#### Data to use
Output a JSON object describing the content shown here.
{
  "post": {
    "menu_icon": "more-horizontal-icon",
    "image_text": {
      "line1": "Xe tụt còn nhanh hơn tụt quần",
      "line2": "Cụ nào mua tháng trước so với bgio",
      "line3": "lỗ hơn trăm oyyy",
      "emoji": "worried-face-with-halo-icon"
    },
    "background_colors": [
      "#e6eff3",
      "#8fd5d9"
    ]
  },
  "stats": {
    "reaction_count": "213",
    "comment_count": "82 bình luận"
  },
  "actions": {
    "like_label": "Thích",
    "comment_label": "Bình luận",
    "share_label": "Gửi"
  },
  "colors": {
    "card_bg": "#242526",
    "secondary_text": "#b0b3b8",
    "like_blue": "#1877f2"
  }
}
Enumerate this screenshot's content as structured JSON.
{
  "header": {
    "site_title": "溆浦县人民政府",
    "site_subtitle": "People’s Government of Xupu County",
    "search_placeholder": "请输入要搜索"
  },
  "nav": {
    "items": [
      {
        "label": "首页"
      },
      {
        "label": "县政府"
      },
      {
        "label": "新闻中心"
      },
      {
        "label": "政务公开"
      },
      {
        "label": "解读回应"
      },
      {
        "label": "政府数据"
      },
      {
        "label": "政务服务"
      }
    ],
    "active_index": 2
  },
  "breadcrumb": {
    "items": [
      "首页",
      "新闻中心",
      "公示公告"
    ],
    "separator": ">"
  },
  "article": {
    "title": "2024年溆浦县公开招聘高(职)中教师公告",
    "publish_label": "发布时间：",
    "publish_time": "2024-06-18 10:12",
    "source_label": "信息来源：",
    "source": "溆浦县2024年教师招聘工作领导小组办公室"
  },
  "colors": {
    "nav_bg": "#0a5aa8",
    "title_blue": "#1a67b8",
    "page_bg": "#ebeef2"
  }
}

#### What is expected
Set all of the records down again, exactly as they stand.

#### Answer to this exercise
Output a JSON object describing the content shown here.
{
  "post": {
    "menu_icon": "more-horizontal-icon",
    "image_text": {
      "line1": "Xe tụt còn nhanh hơn tụt quần",
      "line2": "Cụ nào mua tháng trước so với bgio",
      "line3": "lỗ hơn trăm oyyy",
      "emoji": "worried-face-with-halo-icon"
    },
    "background_colors": [
      "#e6eff3",
      "#8fd5d9"
    ]
  },
  "stats": {
    "reaction_count": "213",
    "comment_count": "82 bình luận"
  },
  "actions": {
    "like_label": "Thích",
    "comment_label": "Bình luận",
    "share_label": "Gửi"
  },
  "colors": {
    "card_bg": "#242526",
    "secondary_text": "#b0b3b8",
    "like_blue": "#1877f2"
  }
}
Enumerate this screenshot's content as structured JSON.
{
  "header": {
    "site_title": "溆浦县人民政府",
    "site_subtitle": "People’s Government of Xupu County",
    "search_placeholder": "请输入要搜索"
  },
  "nav": {
    "items": [
      {
        "label": "首页"
      },
      {
        "label": "县政府"
      },
      {
        "label": "新闻中心"
      },
      {
        "label": "政务公开"
      },
      {
        "label": "解读回应"
      },
      {
        "label": "政府数据"
      },
      {
        "label": "政务服务"
      }
    ],
    "active_index": 2
  },
  "breadcrumb": {
    "items": [
      "首页",
      "新闻中心",
      "公示公告"
    ],
    "separator": ">"
  },
  "article": {
    "title": "2024年溆浦县公开招聘高(职)中教师公告",
    "publish_label": "发布时间：",
    "publish_time": "2024-06-18 10:12",
    "source_label": "信息来源：",
    "source": "溆浦县2024年教师招聘工作领导小组办公室"
  },
  "colors": {
    "nav_bg": "#0a5aa8",
    "title_blue": "#1a67b8",
    "page_bg": "#ebeef2"
  }
}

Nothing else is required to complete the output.